» **Task to complete**: Repeat every record below exactly as written.

» **Supplied data**:
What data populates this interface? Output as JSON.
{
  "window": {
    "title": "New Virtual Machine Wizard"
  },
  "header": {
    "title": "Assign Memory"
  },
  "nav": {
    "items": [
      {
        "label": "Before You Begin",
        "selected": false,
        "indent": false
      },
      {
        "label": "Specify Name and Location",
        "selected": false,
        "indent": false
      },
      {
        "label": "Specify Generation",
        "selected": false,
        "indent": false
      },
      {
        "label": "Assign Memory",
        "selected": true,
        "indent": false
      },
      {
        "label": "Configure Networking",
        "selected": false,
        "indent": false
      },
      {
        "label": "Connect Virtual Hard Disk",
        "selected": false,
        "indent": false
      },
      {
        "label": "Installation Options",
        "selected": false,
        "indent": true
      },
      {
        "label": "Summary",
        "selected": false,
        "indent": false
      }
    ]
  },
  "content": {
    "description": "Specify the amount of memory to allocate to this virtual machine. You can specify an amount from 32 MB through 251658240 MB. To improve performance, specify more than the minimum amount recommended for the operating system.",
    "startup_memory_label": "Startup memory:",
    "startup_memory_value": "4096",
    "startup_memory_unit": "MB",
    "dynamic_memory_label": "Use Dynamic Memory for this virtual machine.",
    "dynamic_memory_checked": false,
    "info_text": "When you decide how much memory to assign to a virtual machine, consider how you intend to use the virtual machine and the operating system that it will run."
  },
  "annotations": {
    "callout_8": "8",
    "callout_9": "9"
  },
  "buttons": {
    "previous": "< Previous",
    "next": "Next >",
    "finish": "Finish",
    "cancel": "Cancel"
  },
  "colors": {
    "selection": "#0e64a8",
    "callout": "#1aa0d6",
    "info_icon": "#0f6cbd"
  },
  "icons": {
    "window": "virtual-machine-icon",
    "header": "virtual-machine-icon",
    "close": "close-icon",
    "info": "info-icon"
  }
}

» **Result of this exercise**:
What data populates this interface? Output as JSON.
{
  "window": {
    "title": "New Virtual Machine Wizard"
  },
  "header": {
    "title": "Assign Memory"
  },
  "nav": {
    "items": [
      {
        "label": "Before You Begin",
        "selected": false,
        "indent": false
      },
      {
        "label": "Specify Name and Location",
        "selected": false,
        "indent": false
      },
      {
        "label": "Specify Generation",
        "selected": false,
        "indent": false
      },
      {
        "label": "Assign Memory",
        "selected": true,
        "indent": false
      },
      {
        "label": "Configure Networking",
        "selected": false,
        "indent": false
      },
      {
        "label": "Connect Virtual Hard Disk",
        "selected": false,
        "indent": false
      },
      {
        "label": "Installation Options",
        "selected": false,
        "indent": true
      },
      {
        "label": "Summary",
        "selected": false,
        "indent": false
      }
    ]
  },
  "content": {
    "description": "Specify the amount of memory to allocate to this virtual machine. You can specify an amount from 32 MB through 251658240 MB. To improve performance, specify more than the minimum amount recommended for the operating system.",
    "startup_memory_label": "Startup memory:",
    "startup_memory_value": "4096",
    "startup_memory_unit": "MB",
    "dynamic_memory_label": "Use Dynamic Memory for this virtual machine.",
    "dynamic_memory_checked": false,
    "info_text": "When you decide how much memory to assign to a virtual machine, consider how you intend to use the virtual machine and the operating system that it will run."
  },
  "annotations": {
    "callout_8": "8",
    "callout_9": "9"
  },
  "buttons": {
    "previous": "< Previous",
    "next": "Next >",
    "finish": "Finish",
    "cancel": "Cancel"
  },
  "colors": {
    "selection": "#0e64a8",
    "callout": "#1aa0d6",
    "info_icon": "#0f6cbd"
  },
  "icons": {
    "window": "virtual-machine-icon",
    "header": "virtual-machine-icon",
    "close": "close-icon",
    "info": "info-icon"
  }
}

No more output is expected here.